> **YOUR GOAL**
In the data below, find every line with the string "urgenţă" and pull it out.

=== EXTRACTED DATA ===

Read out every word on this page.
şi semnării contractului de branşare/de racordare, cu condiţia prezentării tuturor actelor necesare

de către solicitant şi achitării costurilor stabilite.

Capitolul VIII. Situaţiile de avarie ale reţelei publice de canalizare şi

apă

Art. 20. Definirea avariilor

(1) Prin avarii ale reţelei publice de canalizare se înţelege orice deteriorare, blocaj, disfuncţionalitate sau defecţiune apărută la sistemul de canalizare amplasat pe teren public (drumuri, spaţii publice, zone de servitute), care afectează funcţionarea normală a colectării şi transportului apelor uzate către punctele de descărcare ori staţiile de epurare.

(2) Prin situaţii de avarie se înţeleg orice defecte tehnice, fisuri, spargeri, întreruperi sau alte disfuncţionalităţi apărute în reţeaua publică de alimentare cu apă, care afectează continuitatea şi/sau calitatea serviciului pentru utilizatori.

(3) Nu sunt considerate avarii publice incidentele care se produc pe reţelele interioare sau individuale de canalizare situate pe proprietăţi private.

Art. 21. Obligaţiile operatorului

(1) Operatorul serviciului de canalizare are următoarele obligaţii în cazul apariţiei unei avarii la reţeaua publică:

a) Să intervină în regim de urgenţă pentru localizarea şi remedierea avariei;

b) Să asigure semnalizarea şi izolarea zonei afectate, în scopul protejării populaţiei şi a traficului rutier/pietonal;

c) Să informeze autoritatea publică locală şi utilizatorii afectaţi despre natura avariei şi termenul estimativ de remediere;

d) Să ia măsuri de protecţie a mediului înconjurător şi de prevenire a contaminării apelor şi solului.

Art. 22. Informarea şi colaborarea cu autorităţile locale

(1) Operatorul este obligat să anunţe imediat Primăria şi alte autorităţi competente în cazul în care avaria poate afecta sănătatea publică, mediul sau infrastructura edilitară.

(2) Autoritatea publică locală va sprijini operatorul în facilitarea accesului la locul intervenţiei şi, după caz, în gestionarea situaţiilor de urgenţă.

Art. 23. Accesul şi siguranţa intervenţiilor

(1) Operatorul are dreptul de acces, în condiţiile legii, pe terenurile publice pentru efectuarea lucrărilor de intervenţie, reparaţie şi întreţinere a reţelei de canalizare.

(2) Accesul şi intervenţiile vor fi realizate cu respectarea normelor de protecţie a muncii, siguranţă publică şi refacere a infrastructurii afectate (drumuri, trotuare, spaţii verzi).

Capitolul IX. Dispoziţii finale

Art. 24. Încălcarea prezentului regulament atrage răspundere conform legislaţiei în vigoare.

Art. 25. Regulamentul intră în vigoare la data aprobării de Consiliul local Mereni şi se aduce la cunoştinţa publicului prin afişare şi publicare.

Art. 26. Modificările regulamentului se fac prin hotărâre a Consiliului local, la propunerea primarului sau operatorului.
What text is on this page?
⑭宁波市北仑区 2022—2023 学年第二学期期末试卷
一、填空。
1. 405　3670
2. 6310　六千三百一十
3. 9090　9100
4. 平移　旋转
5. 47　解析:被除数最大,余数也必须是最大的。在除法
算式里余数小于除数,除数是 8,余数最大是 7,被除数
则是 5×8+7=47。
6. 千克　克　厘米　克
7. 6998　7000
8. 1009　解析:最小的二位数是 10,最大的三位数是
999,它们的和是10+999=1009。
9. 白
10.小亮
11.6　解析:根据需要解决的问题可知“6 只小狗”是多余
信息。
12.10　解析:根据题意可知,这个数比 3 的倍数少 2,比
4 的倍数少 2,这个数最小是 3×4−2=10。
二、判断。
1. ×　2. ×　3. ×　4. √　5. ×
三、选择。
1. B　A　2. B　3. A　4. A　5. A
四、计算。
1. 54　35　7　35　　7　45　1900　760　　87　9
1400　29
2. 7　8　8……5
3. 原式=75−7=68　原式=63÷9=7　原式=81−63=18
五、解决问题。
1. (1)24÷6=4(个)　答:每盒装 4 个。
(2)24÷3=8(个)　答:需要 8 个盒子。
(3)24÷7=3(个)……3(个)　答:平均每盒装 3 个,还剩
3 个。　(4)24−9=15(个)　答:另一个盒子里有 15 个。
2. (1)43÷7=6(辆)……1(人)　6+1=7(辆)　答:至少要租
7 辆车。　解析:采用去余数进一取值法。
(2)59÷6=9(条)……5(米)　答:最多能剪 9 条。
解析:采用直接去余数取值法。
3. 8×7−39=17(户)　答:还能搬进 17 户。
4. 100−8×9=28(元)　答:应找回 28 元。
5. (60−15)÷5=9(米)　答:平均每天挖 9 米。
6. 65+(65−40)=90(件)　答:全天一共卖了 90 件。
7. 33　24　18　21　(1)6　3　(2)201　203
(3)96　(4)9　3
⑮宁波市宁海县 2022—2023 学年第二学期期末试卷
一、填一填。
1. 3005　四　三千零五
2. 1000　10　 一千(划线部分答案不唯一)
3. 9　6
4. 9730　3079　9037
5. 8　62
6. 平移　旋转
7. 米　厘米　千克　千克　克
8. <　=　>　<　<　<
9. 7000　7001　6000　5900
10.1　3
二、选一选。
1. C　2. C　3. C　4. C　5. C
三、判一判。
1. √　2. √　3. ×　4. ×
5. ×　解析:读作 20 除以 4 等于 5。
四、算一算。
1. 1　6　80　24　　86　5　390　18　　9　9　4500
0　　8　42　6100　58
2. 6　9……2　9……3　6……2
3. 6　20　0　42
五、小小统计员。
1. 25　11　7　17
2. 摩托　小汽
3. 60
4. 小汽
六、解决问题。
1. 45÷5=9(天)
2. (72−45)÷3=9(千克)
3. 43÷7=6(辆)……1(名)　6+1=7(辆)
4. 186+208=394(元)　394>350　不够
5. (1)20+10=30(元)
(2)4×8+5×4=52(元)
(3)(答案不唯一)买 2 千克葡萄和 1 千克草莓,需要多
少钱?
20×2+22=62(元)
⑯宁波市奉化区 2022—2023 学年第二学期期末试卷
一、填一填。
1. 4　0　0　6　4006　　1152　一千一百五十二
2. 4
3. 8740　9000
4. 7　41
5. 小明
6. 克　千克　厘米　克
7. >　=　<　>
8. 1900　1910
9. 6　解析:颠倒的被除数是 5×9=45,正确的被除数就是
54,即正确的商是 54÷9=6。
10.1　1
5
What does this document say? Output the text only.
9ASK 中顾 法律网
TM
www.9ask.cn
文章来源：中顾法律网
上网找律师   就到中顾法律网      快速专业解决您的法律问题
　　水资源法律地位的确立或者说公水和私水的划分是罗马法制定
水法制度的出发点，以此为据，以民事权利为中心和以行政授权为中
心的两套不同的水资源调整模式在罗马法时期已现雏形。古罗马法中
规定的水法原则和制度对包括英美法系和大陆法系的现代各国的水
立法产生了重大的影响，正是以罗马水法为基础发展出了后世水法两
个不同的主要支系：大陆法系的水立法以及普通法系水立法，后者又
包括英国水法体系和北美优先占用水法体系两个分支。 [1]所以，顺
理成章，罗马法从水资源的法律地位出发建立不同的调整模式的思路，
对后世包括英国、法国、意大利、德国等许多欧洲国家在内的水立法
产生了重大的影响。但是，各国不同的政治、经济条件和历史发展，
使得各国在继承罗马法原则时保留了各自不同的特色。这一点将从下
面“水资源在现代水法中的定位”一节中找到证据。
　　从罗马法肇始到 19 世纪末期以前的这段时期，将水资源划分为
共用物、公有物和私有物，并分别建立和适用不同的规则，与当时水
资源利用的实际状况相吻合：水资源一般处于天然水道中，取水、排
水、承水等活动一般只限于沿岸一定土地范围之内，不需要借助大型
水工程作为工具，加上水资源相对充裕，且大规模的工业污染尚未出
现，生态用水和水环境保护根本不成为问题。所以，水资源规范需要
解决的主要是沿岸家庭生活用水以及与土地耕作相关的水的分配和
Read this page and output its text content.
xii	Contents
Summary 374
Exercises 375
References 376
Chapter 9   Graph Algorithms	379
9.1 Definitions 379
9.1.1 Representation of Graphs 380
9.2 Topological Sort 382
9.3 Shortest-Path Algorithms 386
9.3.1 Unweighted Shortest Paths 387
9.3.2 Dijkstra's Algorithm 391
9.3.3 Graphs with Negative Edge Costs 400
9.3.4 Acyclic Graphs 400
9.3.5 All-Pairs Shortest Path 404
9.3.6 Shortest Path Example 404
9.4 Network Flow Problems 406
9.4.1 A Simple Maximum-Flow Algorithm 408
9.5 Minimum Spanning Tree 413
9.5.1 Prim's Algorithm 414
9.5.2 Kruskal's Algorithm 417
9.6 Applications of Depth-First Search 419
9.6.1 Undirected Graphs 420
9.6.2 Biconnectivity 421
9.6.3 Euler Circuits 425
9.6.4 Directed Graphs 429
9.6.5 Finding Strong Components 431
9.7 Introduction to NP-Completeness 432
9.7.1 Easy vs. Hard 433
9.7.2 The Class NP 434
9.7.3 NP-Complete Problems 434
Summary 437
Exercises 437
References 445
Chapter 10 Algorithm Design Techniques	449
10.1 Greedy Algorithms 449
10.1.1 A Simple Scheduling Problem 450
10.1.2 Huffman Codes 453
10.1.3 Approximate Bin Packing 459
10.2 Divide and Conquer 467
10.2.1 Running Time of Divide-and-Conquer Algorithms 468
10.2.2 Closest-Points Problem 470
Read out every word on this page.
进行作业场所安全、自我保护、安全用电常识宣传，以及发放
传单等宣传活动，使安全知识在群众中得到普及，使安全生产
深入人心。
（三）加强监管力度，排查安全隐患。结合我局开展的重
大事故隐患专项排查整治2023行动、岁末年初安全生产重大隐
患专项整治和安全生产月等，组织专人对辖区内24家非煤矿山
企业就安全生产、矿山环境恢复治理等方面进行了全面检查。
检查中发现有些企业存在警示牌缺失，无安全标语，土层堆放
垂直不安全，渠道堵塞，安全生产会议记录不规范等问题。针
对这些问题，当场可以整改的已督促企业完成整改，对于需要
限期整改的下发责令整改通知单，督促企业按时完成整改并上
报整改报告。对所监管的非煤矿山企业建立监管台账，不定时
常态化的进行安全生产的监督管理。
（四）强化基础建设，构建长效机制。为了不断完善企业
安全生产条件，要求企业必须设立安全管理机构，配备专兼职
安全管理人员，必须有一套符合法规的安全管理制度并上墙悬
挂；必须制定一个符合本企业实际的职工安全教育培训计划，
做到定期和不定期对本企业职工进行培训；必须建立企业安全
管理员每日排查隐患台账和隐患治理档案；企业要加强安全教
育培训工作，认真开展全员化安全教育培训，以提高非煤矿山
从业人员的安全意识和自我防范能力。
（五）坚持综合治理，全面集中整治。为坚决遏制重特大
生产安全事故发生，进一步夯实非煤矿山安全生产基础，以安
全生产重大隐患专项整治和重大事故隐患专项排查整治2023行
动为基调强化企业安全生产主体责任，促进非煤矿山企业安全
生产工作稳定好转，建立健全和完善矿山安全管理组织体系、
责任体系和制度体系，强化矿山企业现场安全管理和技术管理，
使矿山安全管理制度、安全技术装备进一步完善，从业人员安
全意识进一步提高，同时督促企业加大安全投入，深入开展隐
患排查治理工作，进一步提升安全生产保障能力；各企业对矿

===

> **SOLUTION BELOW**
a) Să intervină în regim de urgenţă pentru localizarea şi remedierea avariei;
(2) Autoritatea publică locală va sprijini operatorul în facilitarea accesului la locul intervenţiei şi, după caz, în gestionarea situaţiilor de urgenţă.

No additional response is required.